> Given problem: Find each line with the string "decirte" and copy it.

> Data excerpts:
------------------------------------------------------------------------
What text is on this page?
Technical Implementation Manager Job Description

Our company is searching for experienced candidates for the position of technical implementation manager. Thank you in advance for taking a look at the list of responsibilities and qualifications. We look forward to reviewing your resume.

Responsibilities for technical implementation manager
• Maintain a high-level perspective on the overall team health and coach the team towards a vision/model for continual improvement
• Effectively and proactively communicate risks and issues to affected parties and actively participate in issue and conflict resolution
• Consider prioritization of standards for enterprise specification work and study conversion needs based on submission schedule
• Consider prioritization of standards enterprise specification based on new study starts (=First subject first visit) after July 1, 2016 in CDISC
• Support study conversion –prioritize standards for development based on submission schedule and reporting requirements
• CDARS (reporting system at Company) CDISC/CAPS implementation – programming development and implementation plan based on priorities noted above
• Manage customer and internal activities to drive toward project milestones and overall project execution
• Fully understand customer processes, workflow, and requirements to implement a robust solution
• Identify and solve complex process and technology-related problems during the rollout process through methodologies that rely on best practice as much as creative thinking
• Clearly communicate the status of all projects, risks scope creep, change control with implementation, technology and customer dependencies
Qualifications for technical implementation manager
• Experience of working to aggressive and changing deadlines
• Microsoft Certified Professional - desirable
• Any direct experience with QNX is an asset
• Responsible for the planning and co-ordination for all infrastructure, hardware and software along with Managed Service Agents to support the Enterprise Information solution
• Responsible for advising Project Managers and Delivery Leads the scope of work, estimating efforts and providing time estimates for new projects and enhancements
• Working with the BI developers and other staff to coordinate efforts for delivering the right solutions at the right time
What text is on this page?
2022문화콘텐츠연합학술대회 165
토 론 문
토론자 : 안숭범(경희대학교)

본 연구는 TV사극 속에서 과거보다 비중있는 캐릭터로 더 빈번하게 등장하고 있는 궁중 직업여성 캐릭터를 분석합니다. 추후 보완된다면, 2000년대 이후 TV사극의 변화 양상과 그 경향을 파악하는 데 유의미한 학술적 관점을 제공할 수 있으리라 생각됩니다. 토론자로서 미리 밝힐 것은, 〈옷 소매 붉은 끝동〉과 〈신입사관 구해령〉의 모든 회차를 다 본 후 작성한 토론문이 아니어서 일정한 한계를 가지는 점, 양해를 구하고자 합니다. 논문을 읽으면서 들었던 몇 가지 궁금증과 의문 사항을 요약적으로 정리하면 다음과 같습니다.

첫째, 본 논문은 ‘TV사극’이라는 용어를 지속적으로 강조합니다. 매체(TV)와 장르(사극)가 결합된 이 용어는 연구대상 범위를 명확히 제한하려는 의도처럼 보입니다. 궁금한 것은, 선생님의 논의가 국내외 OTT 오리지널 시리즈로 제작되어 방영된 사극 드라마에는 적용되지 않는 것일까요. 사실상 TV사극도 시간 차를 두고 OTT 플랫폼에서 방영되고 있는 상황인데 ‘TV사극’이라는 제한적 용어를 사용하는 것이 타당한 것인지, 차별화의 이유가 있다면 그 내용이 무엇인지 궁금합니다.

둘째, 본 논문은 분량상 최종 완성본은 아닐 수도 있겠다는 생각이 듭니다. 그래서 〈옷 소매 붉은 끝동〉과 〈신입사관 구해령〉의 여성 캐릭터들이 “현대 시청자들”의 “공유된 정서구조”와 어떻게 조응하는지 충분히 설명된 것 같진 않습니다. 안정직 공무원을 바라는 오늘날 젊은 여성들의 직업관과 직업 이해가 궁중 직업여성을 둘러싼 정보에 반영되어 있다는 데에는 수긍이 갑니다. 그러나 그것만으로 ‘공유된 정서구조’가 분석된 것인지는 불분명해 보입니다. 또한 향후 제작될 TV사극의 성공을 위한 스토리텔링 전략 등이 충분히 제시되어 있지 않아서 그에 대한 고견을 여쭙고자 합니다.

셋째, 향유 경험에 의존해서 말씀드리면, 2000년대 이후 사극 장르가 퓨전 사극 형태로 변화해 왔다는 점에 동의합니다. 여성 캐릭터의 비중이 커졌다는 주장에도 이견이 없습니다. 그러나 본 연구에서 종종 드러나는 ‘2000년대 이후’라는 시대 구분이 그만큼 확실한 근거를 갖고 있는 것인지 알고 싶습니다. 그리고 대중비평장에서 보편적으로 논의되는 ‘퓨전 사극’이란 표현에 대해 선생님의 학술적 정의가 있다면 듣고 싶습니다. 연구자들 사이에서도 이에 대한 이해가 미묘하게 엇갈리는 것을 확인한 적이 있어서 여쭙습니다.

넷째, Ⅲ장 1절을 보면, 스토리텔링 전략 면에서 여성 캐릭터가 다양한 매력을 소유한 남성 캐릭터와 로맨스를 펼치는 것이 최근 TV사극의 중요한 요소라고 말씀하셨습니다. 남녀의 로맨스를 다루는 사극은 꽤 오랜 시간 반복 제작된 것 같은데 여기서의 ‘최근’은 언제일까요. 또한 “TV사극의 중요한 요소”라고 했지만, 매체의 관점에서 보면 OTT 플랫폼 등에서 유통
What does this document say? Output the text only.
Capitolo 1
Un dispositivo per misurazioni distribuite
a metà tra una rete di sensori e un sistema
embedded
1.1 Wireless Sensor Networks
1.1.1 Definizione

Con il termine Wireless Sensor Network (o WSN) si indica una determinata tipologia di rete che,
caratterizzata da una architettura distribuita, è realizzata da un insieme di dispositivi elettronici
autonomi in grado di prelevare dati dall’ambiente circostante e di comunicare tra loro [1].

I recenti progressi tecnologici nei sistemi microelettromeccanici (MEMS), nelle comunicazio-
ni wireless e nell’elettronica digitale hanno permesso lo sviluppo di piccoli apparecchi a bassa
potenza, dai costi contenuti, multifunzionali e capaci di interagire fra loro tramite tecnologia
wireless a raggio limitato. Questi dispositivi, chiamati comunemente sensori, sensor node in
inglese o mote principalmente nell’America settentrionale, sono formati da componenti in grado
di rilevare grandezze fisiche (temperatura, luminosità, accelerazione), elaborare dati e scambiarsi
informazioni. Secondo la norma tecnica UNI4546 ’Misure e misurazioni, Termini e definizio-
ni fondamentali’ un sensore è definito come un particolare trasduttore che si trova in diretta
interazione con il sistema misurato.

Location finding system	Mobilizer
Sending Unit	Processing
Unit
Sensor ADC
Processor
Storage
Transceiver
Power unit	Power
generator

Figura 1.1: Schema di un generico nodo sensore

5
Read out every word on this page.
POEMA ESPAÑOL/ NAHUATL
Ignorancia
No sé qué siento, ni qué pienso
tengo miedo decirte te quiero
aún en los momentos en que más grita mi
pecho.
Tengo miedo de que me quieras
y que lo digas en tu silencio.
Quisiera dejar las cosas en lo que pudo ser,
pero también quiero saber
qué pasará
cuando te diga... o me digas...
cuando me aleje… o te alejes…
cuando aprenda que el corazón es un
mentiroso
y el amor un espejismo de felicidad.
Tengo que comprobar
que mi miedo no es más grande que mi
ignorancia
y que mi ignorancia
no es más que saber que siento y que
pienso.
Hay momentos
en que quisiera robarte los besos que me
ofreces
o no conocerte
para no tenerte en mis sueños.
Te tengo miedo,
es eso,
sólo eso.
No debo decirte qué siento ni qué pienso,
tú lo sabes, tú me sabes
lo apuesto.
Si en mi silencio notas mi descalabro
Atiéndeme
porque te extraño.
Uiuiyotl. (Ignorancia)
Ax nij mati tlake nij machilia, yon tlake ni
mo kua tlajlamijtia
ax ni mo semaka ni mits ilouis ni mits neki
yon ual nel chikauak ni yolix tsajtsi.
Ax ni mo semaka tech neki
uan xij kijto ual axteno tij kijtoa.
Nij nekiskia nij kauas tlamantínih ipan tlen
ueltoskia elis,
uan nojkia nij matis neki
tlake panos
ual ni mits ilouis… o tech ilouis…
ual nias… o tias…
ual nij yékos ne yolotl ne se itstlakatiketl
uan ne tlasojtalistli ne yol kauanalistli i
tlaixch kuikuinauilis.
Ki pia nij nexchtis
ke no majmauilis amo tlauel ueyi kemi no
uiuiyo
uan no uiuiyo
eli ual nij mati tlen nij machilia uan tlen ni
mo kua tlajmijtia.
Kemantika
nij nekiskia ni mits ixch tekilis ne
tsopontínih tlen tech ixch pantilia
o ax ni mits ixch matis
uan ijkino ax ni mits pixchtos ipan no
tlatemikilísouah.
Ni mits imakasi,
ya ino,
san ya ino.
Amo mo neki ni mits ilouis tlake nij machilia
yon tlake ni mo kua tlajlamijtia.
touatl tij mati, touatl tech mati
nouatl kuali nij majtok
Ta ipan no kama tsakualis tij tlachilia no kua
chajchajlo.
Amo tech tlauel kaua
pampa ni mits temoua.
------------------------------------------------------------------------
> Result:
tengo miedo decirte te quiero
No debo decirte qué siento ni qué pienso,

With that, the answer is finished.